Work instructions
From the listing below, select every line where the word "ratio" appears.

Record list
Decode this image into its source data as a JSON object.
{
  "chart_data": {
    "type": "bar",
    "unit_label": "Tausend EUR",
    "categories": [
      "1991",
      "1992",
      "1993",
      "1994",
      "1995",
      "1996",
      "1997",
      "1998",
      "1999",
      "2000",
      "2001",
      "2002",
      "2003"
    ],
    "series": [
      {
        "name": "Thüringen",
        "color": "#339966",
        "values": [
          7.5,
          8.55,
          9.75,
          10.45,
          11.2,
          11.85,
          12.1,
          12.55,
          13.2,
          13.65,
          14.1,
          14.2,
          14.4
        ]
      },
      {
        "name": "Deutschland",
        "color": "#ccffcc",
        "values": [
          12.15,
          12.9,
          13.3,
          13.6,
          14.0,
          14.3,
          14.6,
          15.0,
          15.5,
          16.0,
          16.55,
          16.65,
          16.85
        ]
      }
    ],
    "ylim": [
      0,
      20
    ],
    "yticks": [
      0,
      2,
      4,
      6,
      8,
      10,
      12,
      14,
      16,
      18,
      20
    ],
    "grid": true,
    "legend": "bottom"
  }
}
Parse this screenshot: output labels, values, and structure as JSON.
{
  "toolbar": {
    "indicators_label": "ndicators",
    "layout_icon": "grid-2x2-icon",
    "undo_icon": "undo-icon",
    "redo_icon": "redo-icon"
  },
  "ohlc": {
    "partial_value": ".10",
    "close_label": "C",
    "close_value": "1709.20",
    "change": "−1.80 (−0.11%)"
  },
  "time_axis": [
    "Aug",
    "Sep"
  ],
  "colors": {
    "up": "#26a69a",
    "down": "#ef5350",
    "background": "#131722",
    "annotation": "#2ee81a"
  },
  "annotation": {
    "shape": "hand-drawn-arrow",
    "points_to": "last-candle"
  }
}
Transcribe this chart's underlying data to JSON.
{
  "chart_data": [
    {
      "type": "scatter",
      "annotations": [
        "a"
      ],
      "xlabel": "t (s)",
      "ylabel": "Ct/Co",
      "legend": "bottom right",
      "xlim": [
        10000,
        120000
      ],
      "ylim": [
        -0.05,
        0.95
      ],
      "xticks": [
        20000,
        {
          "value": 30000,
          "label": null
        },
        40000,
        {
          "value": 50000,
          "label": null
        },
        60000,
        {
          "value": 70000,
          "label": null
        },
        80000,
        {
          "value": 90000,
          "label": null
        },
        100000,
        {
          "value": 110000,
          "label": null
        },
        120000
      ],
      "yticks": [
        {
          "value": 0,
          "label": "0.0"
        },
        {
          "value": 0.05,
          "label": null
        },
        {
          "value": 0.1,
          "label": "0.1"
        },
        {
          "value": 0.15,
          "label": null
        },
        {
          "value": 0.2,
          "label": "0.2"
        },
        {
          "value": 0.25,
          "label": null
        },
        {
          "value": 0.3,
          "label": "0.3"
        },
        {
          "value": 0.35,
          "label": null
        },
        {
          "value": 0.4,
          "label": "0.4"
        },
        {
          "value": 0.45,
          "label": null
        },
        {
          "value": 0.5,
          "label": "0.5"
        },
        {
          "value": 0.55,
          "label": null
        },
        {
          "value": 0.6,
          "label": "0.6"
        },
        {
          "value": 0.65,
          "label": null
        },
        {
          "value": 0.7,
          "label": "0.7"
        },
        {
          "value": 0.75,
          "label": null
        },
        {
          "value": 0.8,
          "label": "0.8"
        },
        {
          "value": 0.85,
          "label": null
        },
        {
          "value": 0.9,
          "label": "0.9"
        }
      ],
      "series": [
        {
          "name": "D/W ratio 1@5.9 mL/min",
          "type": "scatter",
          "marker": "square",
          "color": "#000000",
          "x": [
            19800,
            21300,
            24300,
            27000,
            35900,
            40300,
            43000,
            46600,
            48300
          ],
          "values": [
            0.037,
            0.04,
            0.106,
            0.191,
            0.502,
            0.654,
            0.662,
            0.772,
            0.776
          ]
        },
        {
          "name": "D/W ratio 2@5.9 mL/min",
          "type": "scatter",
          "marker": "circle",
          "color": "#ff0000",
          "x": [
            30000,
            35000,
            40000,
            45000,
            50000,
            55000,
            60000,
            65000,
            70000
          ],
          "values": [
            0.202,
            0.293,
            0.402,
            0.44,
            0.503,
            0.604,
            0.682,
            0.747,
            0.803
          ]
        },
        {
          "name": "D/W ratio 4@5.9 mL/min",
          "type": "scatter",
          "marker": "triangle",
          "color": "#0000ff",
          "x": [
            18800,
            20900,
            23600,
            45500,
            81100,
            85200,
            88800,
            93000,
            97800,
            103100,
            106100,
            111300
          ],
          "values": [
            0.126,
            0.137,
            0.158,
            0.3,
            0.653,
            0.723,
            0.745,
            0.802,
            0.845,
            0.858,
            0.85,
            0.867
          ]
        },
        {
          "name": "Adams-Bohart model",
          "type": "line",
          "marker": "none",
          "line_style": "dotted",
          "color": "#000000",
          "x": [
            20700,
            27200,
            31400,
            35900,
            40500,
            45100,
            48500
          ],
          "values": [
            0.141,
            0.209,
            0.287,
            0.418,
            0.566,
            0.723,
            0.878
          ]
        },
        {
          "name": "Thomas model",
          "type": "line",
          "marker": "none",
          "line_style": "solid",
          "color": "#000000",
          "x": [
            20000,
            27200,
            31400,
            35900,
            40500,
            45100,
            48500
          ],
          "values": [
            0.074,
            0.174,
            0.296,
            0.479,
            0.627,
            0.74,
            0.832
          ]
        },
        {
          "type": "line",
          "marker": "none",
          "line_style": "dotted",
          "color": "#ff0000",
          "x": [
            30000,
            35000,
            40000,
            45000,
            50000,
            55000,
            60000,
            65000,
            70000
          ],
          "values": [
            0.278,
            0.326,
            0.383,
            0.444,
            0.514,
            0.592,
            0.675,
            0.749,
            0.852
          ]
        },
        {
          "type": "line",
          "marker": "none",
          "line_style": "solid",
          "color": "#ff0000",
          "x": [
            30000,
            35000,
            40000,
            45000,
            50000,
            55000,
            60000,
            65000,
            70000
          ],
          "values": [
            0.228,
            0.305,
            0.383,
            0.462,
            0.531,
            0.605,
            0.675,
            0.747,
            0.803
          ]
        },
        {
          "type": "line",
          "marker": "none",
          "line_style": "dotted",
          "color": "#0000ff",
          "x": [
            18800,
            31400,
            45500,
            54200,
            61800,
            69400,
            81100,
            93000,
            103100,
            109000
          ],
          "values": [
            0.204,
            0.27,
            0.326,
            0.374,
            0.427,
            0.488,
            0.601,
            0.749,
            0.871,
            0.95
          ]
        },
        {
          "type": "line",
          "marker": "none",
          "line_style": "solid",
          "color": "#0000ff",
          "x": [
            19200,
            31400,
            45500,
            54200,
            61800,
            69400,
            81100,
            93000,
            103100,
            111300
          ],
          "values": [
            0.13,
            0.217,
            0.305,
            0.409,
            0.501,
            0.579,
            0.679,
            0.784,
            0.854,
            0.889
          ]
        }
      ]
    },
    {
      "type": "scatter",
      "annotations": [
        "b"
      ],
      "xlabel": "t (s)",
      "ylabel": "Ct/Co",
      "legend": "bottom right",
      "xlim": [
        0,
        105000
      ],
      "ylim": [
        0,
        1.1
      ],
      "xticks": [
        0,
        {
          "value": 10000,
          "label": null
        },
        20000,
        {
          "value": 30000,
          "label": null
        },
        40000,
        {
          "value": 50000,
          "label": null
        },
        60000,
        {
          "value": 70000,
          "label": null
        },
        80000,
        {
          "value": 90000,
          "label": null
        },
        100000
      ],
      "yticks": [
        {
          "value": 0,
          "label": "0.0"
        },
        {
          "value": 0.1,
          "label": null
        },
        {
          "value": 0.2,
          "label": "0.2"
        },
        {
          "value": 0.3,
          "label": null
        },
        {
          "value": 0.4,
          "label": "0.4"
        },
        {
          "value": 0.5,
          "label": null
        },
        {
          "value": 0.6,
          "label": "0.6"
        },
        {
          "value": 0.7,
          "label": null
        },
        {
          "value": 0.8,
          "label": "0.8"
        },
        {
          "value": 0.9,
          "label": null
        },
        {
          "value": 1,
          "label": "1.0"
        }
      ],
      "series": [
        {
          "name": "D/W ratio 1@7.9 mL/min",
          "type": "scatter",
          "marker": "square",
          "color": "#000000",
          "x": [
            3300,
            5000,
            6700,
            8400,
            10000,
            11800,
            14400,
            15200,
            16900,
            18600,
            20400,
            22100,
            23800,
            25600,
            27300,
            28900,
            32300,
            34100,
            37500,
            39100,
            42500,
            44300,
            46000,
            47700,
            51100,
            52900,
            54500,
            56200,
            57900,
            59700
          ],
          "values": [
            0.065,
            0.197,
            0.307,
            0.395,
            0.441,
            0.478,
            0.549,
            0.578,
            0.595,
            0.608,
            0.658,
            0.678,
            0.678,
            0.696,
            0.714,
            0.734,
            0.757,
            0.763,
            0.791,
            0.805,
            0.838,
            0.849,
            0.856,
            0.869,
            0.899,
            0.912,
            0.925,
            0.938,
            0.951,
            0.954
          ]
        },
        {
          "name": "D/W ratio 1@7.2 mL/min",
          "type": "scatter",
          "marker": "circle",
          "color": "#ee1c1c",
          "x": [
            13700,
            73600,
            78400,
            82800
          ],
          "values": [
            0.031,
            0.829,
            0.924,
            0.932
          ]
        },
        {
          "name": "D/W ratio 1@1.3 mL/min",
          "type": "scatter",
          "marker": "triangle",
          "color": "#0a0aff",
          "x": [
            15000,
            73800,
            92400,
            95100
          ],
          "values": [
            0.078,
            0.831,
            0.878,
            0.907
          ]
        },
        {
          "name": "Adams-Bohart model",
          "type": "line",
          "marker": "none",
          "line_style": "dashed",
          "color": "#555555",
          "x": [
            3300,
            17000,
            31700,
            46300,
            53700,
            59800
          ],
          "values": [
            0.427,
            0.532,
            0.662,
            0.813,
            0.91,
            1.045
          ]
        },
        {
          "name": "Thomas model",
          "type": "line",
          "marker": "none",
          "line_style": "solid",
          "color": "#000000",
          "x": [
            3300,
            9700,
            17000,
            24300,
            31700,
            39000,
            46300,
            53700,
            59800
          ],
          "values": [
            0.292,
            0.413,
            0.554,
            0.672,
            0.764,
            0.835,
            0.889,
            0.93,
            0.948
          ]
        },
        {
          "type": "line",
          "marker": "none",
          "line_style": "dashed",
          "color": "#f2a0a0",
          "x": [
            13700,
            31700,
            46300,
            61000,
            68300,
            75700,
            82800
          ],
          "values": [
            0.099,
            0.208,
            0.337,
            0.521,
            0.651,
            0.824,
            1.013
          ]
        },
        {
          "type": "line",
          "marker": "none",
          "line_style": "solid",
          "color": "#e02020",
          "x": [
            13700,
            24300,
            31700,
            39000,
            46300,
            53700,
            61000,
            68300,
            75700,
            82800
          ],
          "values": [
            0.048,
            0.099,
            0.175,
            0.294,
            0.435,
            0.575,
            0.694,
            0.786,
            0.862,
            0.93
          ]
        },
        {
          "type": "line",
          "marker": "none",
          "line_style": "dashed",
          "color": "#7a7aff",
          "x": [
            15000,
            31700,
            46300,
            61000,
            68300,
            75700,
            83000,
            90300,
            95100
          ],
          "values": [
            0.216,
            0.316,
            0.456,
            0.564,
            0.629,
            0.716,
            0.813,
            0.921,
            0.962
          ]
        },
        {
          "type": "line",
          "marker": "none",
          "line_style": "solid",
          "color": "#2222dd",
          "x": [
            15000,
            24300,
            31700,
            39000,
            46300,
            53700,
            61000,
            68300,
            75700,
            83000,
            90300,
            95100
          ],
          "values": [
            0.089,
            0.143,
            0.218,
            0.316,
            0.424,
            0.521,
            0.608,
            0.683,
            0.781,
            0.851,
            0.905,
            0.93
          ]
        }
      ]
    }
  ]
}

Solution for this task
          "name": "D/W ratio 1@5.9 mL/min",
          "name": "D/W ratio 2@5.9 mL/min",
          "name": "D/W ratio 4@5.9 mL/min",
          "name": "D/W ratio 1@7.9 mL/min",
          "name": "D/W ratio 1@7.2 mL/min",
          "name": "D/W ratio 1@1.3 mL/min",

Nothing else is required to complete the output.